### WHAT YOU NEED TO DO
Please repeat the records, word for word and without gaps.
*** Opening of INPUT DATA ***
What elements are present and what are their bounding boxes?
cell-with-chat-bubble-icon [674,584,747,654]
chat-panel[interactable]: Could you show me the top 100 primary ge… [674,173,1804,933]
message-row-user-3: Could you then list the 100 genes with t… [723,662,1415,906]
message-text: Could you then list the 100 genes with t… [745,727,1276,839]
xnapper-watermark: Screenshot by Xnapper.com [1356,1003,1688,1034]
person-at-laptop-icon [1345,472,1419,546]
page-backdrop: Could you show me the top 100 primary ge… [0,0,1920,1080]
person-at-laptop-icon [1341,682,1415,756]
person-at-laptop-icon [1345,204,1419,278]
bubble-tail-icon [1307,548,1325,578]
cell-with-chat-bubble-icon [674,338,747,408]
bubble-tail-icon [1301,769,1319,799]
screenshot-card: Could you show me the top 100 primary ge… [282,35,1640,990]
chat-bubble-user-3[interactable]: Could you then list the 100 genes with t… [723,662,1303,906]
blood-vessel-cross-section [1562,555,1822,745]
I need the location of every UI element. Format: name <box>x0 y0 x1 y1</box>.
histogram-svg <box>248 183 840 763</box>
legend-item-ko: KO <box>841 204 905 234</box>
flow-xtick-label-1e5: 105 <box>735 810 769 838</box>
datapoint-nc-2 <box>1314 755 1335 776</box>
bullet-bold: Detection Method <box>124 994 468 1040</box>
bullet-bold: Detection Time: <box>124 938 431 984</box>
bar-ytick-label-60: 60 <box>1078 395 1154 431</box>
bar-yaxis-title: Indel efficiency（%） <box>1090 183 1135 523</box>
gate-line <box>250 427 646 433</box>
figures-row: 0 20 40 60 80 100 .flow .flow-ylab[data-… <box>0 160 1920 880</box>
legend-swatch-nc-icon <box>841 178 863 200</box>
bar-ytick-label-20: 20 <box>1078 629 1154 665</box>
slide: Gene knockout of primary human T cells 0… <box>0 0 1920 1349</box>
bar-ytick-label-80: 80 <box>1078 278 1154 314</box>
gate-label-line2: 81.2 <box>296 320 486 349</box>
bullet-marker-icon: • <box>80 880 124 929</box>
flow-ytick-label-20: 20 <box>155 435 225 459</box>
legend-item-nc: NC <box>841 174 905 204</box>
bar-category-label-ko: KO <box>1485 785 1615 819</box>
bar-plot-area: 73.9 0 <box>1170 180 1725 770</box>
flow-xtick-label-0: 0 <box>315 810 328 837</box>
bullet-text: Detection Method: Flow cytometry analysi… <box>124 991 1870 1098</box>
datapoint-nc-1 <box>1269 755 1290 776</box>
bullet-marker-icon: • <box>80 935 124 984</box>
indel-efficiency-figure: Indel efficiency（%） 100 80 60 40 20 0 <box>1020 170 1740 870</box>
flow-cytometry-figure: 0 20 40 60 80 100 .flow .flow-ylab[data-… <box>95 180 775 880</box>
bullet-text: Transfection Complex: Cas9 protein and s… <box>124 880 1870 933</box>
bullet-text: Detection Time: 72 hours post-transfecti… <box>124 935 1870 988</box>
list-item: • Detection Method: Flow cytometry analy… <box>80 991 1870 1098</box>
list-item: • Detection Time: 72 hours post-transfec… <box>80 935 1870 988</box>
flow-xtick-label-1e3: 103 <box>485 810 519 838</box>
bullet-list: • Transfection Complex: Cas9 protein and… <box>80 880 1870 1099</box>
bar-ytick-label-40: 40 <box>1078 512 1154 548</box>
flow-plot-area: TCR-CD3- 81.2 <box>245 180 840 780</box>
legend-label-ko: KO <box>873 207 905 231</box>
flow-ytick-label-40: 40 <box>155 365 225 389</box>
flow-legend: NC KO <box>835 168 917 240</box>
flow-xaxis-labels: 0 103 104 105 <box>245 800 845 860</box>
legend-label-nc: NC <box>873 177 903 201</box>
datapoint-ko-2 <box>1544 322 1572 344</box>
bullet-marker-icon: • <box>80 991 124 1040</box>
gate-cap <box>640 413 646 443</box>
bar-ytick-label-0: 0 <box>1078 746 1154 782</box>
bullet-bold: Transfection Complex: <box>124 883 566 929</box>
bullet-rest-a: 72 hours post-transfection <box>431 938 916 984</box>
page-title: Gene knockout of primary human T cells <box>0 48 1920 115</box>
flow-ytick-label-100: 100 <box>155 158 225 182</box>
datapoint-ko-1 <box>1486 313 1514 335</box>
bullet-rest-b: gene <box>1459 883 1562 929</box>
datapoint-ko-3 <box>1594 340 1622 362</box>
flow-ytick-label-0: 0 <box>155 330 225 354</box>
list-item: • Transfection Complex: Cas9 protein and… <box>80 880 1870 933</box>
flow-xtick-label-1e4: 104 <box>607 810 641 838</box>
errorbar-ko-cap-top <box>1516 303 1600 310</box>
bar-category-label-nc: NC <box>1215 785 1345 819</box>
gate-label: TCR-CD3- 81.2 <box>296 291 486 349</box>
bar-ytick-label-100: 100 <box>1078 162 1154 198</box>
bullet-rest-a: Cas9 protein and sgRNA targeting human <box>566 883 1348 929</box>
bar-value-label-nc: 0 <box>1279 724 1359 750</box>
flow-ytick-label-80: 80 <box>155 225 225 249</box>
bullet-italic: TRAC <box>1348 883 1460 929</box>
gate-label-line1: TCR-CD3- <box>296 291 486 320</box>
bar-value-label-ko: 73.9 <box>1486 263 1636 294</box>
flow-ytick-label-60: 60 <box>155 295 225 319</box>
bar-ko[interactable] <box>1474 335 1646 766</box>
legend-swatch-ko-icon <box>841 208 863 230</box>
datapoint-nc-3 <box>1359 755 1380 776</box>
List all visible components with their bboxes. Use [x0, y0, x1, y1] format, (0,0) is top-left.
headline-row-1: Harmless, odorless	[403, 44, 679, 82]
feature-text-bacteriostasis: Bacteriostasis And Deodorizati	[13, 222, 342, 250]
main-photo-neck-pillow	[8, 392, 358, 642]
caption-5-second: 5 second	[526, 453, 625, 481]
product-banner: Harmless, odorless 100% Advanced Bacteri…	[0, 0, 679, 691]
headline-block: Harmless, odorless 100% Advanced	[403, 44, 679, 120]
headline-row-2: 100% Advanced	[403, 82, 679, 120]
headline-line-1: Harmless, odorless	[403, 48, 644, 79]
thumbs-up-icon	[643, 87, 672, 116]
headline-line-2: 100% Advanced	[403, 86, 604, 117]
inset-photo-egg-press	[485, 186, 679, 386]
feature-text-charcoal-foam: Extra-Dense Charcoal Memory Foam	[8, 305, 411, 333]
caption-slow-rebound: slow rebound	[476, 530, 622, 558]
*** Close of INPUT DATA ***
### RESPONSE TO THIS TASK
What elements are present and what are their bounding boxes?
cell-with-chat-bubble-icon [674,584,747,654]
chat-panel[interactable]: Could you show me the top 100 primary ge… [674,173,1804,933]
message-row-user-3: Could you then list the 100 genes with t… [723,662,1415,906]
message-text: Could you then list the 100 genes with t… [745,727,1276,839]
xnapper-watermark: Screenshot by Xnapper.com [1356,1003,1688,1034]
person-at-laptop-icon [1345,472,1419,546]
page-backdrop: Could you show me the top 100 primary ge… [0,0,1920,1080]
person-at-laptop-icon [1341,682,1415,756]
person-at-laptop-icon [1345,204,1419,278]
bubble-tail-icon [1307,548,1325,578]
cell-with-chat-bubble-icon [674,338,747,408]
bubble-tail-icon [1301,769,1319,799]
screenshot-card: Could you show me the top 100 primary ge… [282,35,1640,990]
chat-bubble-user-3[interactable]: Could you then list the 100 genes with t… [723,662,1303,906]
blood-vessel-cross-section [1562,555,1822,745]
I need the location of every UI element. Format: name <box>x0 y0 x1 y1</box>.
histogram-svg <box>248 183 840 763</box>
legend-item-ko: KO <box>841 204 905 234</box>
flow-xtick-label-1e5: 105 <box>735 810 769 838</box>
datapoint-nc-2 <box>1314 755 1335 776</box>
bullet-bold: Detection Method <box>124 994 468 1040</box>
bullet-bold: Detection Time: <box>124 938 431 984</box>
bar-ytick-label-60: 60 <box>1078 395 1154 431</box>
bar-yaxis-title: Indel efficiency（%） <box>1090 183 1135 523</box>
gate-line <box>250 427 646 433</box>
figures-row: 0 20 40 60 80 100 .flow .flow-ylab[data-… <box>0 160 1920 880</box>
legend-swatch-nc-icon <box>841 178 863 200</box>
bar-ytick-label-20: 20 <box>1078 629 1154 665</box>
slide: Gene knockout of primary human T cells 0… <box>0 0 1920 1349</box>
bar-ytick-label-80: 80 <box>1078 278 1154 314</box>
gate-label-line2: 81.2 <box>296 320 486 349</box>
bullet-marker-icon: • <box>80 880 124 929</box>
flow-ytick-label-20: 20 <box>155 435 225 459</box>
legend-item-nc: NC <box>841 174 905 204</box>
bar-category-label-ko: KO <box>1485 785 1615 819</box>
bar-plot-area: 73.9 0 <box>1170 180 1725 770</box>
flow-xtick-label-0: 0 <box>315 810 328 837</box>
bullet-text: Detection Method: Flow cytometry analysi… <box>124 991 1870 1098</box>
datapoint-nc-1 <box>1269 755 1290 776</box>
bullet-marker-icon: • <box>80 935 124 984</box>
indel-efficiency-figure: Indel efficiency（%） 100 80 60 40 20 0 <box>1020 170 1740 870</box>
flow-cytometry-figure: 0 20 40 60 80 100 .flow .flow-ylab[data-… <box>95 180 775 880</box>
bullet-text: Transfection Complex: Cas9 protein and s… <box>124 880 1870 933</box>
bullet-text: Detection Time: 72 hours post-transfecti… <box>124 935 1870 988</box>
list-item: • Detection Method: Flow cytometry analy… <box>80 991 1870 1098</box>
list-item: • Detection Time: 72 hours post-transfec… <box>80 935 1870 988</box>
flow-xtick-label-1e3: 103 <box>485 810 519 838</box>
bullet-list: • Transfection Complex: Cas9 protein and… <box>80 880 1870 1099</box>
bar-ytick-label-40: 40 <box>1078 512 1154 548</box>
flow-plot-area: TCR-CD3- 81.2 <box>245 180 840 780</box>
legend-label-ko: KO <box>873 207 905 231</box>
flow-ytick-label-40: 40 <box>155 365 225 389</box>
flow-legend: NC KO <box>835 168 917 240</box>
flow-xaxis-labels: 0 103 104 105 <box>245 800 845 860</box>
legend-label-nc: NC <box>873 177 903 201</box>
datapoint-ko-2 <box>1544 322 1572 344</box>
bullet-marker-icon: • <box>80 991 124 1040</box>
gate-cap <box>640 413 646 443</box>
bar-ytick-label-0: 0 <box>1078 746 1154 782</box>
bullet-bold: Transfection Complex: <box>124 883 566 929</box>
bullet-rest-a: 72 hours post-transfection <box>431 938 916 984</box>
page-title: Gene knockout of primary human T cells <box>0 48 1920 115</box>
flow-ytick-label-100: 100 <box>155 158 225 182</box>
datapoint-ko-1 <box>1486 313 1514 335</box>
bullet-rest-b: gene <box>1459 883 1562 929</box>
datapoint-ko-3 <box>1594 340 1622 362</box>
flow-ytick-label-0: 0 <box>155 330 225 354</box>
list-item: • Transfection Complex: Cas9 protein and… <box>80 880 1870 933</box>
flow-xtick-label-1e4: 104 <box>607 810 641 838</box>
errorbar-ko-cap-top <box>1516 303 1600 310</box>
bar-category-label-nc: NC <box>1215 785 1345 819</box>
gate-label: TCR-CD3- 81.2 <box>296 291 486 349</box>
bar-ytick-label-100: 100 <box>1078 162 1154 198</box>
bullet-rest-a: Cas9 protein and sgRNA targeting human <box>566 883 1348 929</box>
bar-value-label-nc: 0 <box>1279 724 1359 750</box>
flow-ytick-label-80: 80 <box>155 225 225 249</box>
bullet-italic: TRAC <box>1348 883 1460 929</box>
gate-label-line1: TCR-CD3- <box>296 291 486 320</box>
bar-value-label-ko: 73.9 <box>1486 263 1636 294</box>
flow-ytick-label-60: 60 <box>155 295 225 319</box>
bar-ko[interactable] <box>1474 335 1646 766</box>
legend-swatch-ko-icon <box>841 208 863 230</box>
datapoint-nc-3 <box>1359 755 1380 776</box>
List all visible components with their bboxes. Use [x0, y0, x1, y1] format, (0,0) is top-left.
headline-row-1: Harmless, odorless	[403, 44, 679, 82]
feature-text-bacteriostasis: Bacteriostasis And Deodorizati	[13, 222, 342, 250]
main-photo-neck-pillow	[8, 392, 358, 642]
caption-5-second: 5 second	[526, 453, 625, 481]
product-banner: Harmless, odorless 100% Advanced Bacteri…	[0, 0, 679, 691]
headline-block: Harmless, odorless 100% Advanced	[403, 44, 679, 120]
headline-row-2: 100% Advanced	[403, 82, 679, 120]
headline-line-1: Harmless, odorless	[403, 48, 644, 79]
thumbs-up-icon	[643, 87, 672, 116]
headline-line-2: 100% Advanced	[403, 86, 604, 117]
inset-photo-egg-press	[485, 186, 679, 386]
feature-text-charcoal-foam: Extra-Dense Charcoal Memory Foam	[8, 305, 411, 333]
caption-slow-rebound: slow rebound	[476, 530, 622, 558]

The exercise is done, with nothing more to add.